**PROBLEM TO WORK ON:** Say how many lines contain "text", using only the number.

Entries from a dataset
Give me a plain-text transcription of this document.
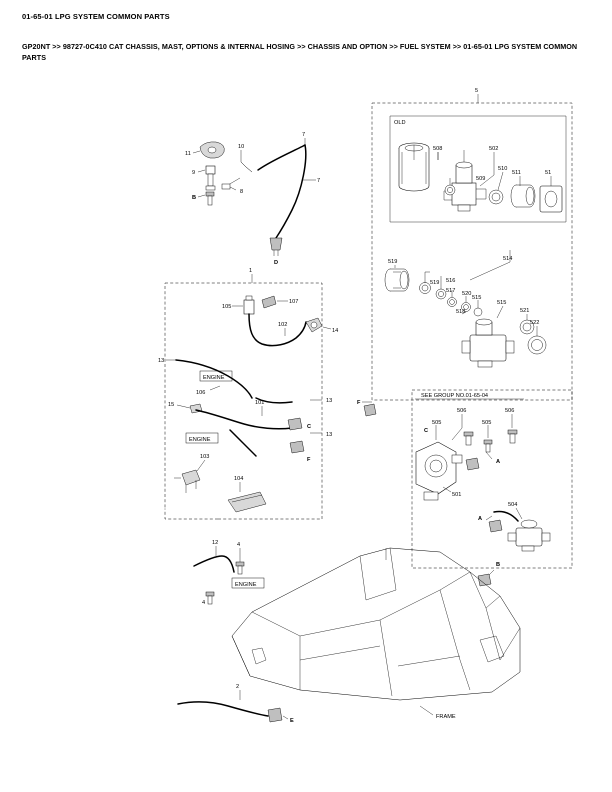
01-65-01 LPG SYSTEM COMMON PARTS
GP20NT >> 98727-0C410 CAT CHASSIS, MAST, OPTIONS & INTERNAL HOSING >> CHASSIS AND OPTION >> FUEL SYSTEM >> 01-65-01 LPG SYSTEM COMMON PARTS
5
OLD
508	502
509
510
511	51
519
519 516
517 520
515
518
514
515
521
522
11
10
9
B
8
7
7
D
1
105
107
102
14
ENGINE
13
106
15	101
C
F
13
13
ENGINE
103
104
SEE GROUP NO.01-65-04
501
506
505
C
506
505
A
504
A
F
B
FRAME
ENGINE
12	4
4
2
E
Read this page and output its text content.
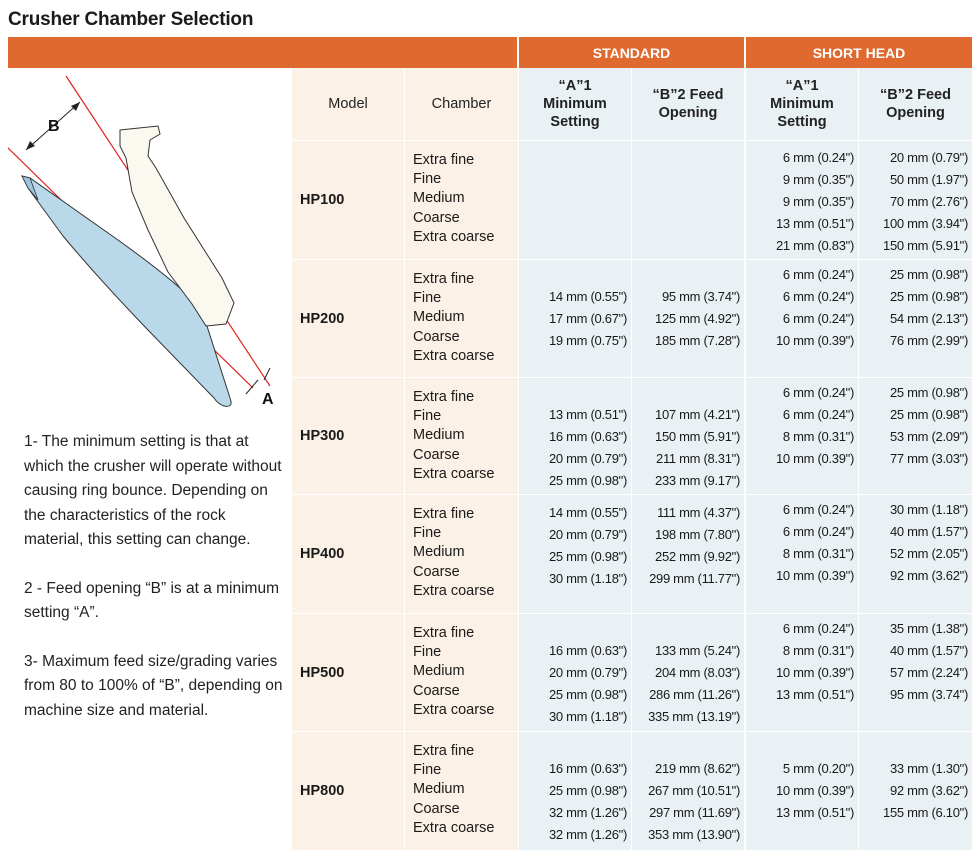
Crusher Chamber Selection
STANDARD	SHORT HEAD
B
A

1- The minimum setting is that at which the crusher will operate without causing ring bounce. Depending on the characteristics of the rock material, this setting can change.

2 - Feed opening “B” is at a minimum setting “A”.

3- Maximum feed size/grading varies from 80 to 100% of “B”, depending on machine size and material.

Model	Chamber
“A”1
Minimum
Setting
“B”2 Feed
Opening
“A”1
Minimum
Setting
“B”2 Feed
Opening
HP100
Extra fine
Fine
Medium
Coarse
Extra coarse
6 mm (0.24")
9 mm (0.35")
9 mm (0.35")
13 mm (0.51")
21 mm (0.83")
20 mm (0.79")
50 mm (1.97")
70 mm (2.76")
100 mm (3.94")
150 mm (5.91")
HP200
Extra fine
Fine
Medium
Coarse
Extra coarse
14 mm (0.55")
17 mm (0.67")
19 mm (0.75")
95 mm (3.74")
125 mm (4.92")
185 mm (7.28")
6 mm (0.24")
6 mm (0.24")
6 mm (0.24")
10 mm (0.39")
25 mm (0.98")
25 mm (0.98")
54 mm (2.13")
76 mm (2.99")
HP300
Extra fine
Fine
Medium
Coarse
Extra coarse
13 mm (0.51")
16 mm (0.63")
20 mm (0.79")
25 mm (0.98")
107 mm (4.21")
150 mm (5.91")
211 mm (8.31")
233 mm (9.17")
6 mm (0.24")
6 mm (0.24")
8 mm (0.31")
10 mm (0.39")
25 mm (0.98")
25 mm (0.98")
53 mm (2.09")
77 mm (3.03")
HP400
Extra fine
Fine
Medium
Coarse
Extra coarse
14 mm (0.55")
20 mm (0.79")
25 mm (0.98")
30 mm (1.18")
111 mm (4.37")
198 mm (7.80")
252 mm (9.92")
299 mm (11.77")
6 mm (0.24")
6 mm (0.24")
8 mm (0.31")
10 mm (0.39")
30 mm (1.18")
40 mm (1.57")
52 mm (2.05")
92 mm (3.62")
HP500
Extra fine
Fine
Medium
Coarse
Extra coarse
16 mm (0.63")
20 mm (0.79")
25 mm (0.98")
30 mm (1.18")
133 mm (5.24")
204 mm (8.03")
286 mm (11.26")
335 mm (13.19")
6 mm (0.24")
8 mm (0.31")
10 mm (0.39")
13 mm (0.51")
35 mm (1.38")
40 mm (1.57")
57 mm (2.24")
95 mm (3.74")
HP800
Extra fine
Fine
Medium
Coarse
Extra coarse
16 mm (0.63")
25 mm (0.98")
32 mm (1.26")
32 mm (1.26")
219 mm (8.62")
267 mm (10.51")
297 mm (11.69")
353 mm (13.90")
5 mm (0.20")
10 mm (0.39")
13 mm (0.51")
33 mm (1.30")
92 mm (3.62")
155 mm (6.10")
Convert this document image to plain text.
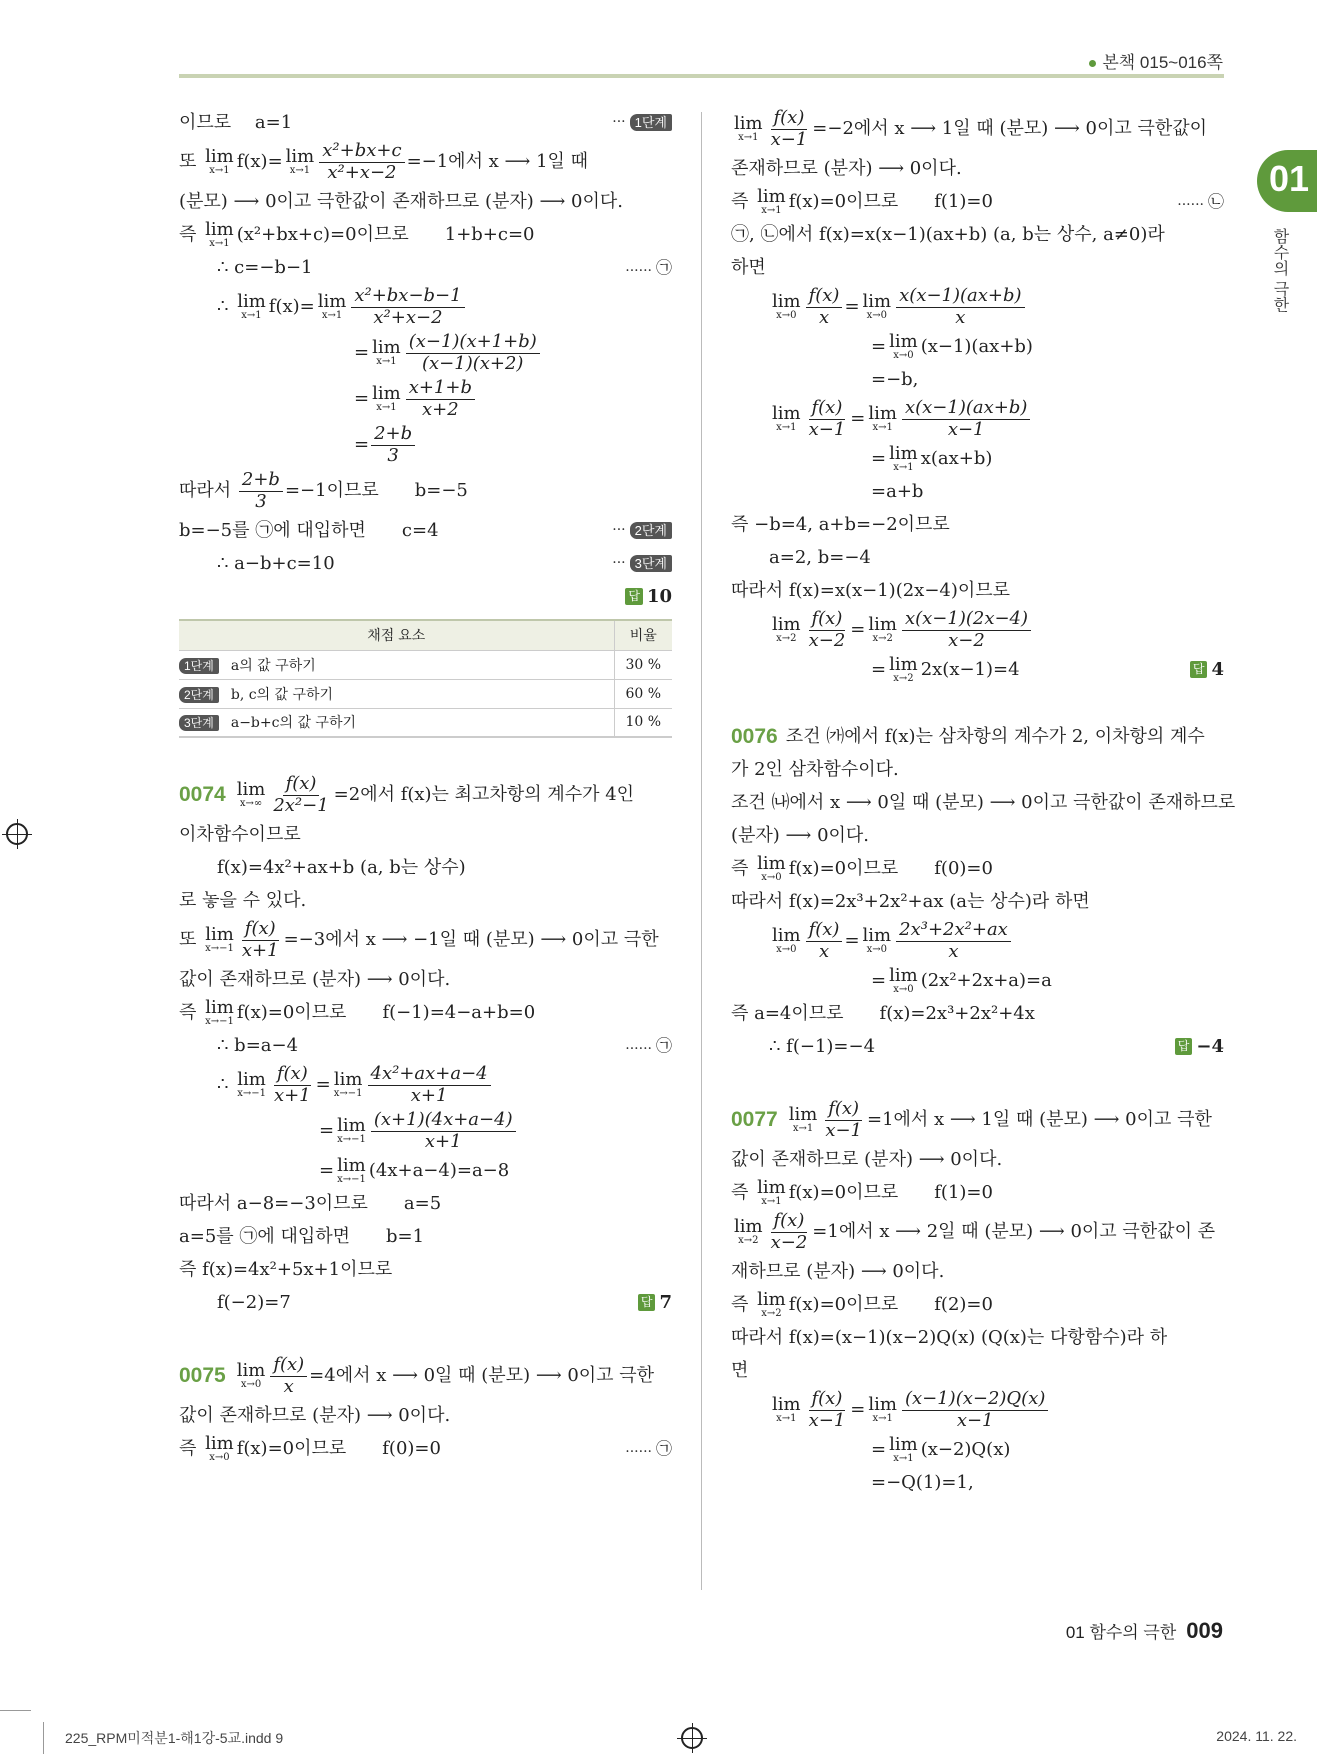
본책 015~016쪽
이므로　 a=1	··· 1단계
또 lim
x→1 f(x)= lim
$x\to 1 \frac{\text{x²+bx+c}}{\text{x²+x−2}} =-1$에서 x ⟶ 1일 때
(분모) ⟶ 0이고 극한값이 존재하므로 (분자) ⟶ 0이다.
즉 lim
x→1 (x²+bx+c)=0이므로　　1+b+c=0
∴ c=−b−1	...... ㉠
∴ lim
x→1 f(x)= lim
$x\to 1 \frac{\text{x²+bx−b−1}}{\text{x²+x−2}}$
= lim
$x\to 1 \frac{(x-1)(x+1+b)}{(x-1)(x+2)}$
= lim
$x\to 1 \frac{x+1+b}{x+2}$
= $\frac{2+b}{3}$
따라서 $\frac{2+b}{3} =-1$이므로　　b=−5
b=−5를 ㉠에 대입하면　　c=4	··· 2단계
∴ a−b+c=10	··· 3단계
답 10
채점 요소	비율
1단계 a의 값 구하기	30 %
2단계 b, c의 값 구하기	60 %
3단계 a−b+c의 값 구하기	10 %
0074 lim
$x\to\infty \frac{f(x)}{\text{2x²−1}} =2$에서 f(x)는 최고차항의 계수가 4인
이차함수이므로
f(x)=4x²+ax+b (a, b는 상수)
로 놓을 수 있다.
또 lim
$x\to-1 \frac{f(x)}{x+1} =-3$에서 x ⟶ −1일 때 (분모) ⟶ 0이고 극한
값이 존재하므로 (분자) ⟶ 0이다.
즉 lim
x→−1 f(x)=0이므로　　f(−1)=4−a+b=0
∴ b=a−4	...... ㉠
∴ lim
$x\to-1 \frac{f(x)}{x+1} = \lim$
$x\to-1 \frac{\text{4x²+ax+a−4}}{x+1}$
= lim
$x\to-1 \frac{(x+1)(4x+a-4)}{x+1}$
= lim
x→−1 (4x+a−4)=a−8
따라서 a−8=−3이므로　　a=5
a=5를 ㉠에 대입하면　　b=1
즉 f(x)=4x²+5x+1이므로
f(−2)=7	답 7
0075 lim
$x\to 0 \frac{f(x)}{x} =4$에서 x ⟶ 0일 때 (분모) ⟶ 0이고 극한
값이 존재하므로 (분자) ⟶ 0이다.
즉 lim
x→0 f(x)=0이므로　　f(0)=0	...... ㉠
lim
$x\to 1 \frac{f(x)}{x-1} =-2$에서 x ⟶ 1일 때 (분모) ⟶ 0이고 극한값이
존재하므로 (분자) ⟶ 0이다.
즉 lim
x→1 f(x)=0이므로　　f(1)=0	...... ㉡
㉠, ㉡에서 f(x)=x(x−1)(ax+b) (a, b는 상수, a≠0)라
하면
lim
$x\to 0 \frac{f(x)}{x} = \lim$
$x\to 0 \frac{x(x-1)(ax+b)}{x}$
= lim
x→0 (x−1)(ax+b)
=−b,
lim
$x\to 1 \frac{f(x)}{x-1} = \lim$
$x\to 1 \frac{x(x-1)(ax+b)}{x-1}$
= lim
x→1 x(ax+b)
=a+b
즉 −b=4, a+b=−2이므로
a=2, b=−4
따라서 f(x)=x(x−1)(2x−4)이므로
lim
$x\to 2 \frac{f(x)}{x-2} = \lim$
$x\to 2 \frac{x(x-1)(2x-4)}{x-2}$
= lim
x→2 2x(x−1)=4	답 4
0076 조건 ㈎에서 f(x)는 삼차항의 계수가 2, 이차항의 계수
가 2인 삼차함수이다.
조건 ㈏에서 x ⟶ 0일 때 (분모) ⟶ 0이고 극한값이 존재하므로
(분자) ⟶ 0이다.
즉 lim
x→0 f(x)=0이므로　　f(0)=0
따라서 f(x)=2x³+2x²+ax (a는 상수)라 하면
lim
$x\to 0 \frac{f(x)}{x} = \lim$
$x\to 0 \frac{\text{2x³+2x²+ax}}{x}$
= lim
x→0 (2x²+2x+a)=a
즉 a=4이므로　　f(x)=2x³+2x²+4x
∴ f(−1)=−4	답 −4
0077 lim
$x\to 1 \frac{f(x)}{x-1} =1$에서 x ⟶ 1일 때 (분모) ⟶ 0이고 극한
값이 존재하므로 (분자) ⟶ 0이다.
즉 lim
x→1 f(x)=0이므로　　f(1)=0
lim
$x\to 2 \frac{f(x)}{x-2} =1$에서 x ⟶ 2일 때 (분모) ⟶ 0이고 극한값이 존
재하므로 (분자) ⟶ 0이다.
즉 lim
x→2 f(x)=0이므로　　f(2)=0
따라서 f(x)=(x−1)(x−2)Q(x) (Q(x)는 다항함수)라 하
면
lim
$x\to 1 \frac{f(x)}{x-1} = \lim$
$x\to 1 \frac{(x-1)(x-2)Q(x)}{x-1}$
= lim
x→1 (x−2)Q(x)
=−Q(1)=1,
01
함수의 극한
01 함수의 극한 009
225_RPM미적분1-해1강-5교.indd 9	2024. 11. 22.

**THE COMPLETED TASK:** 8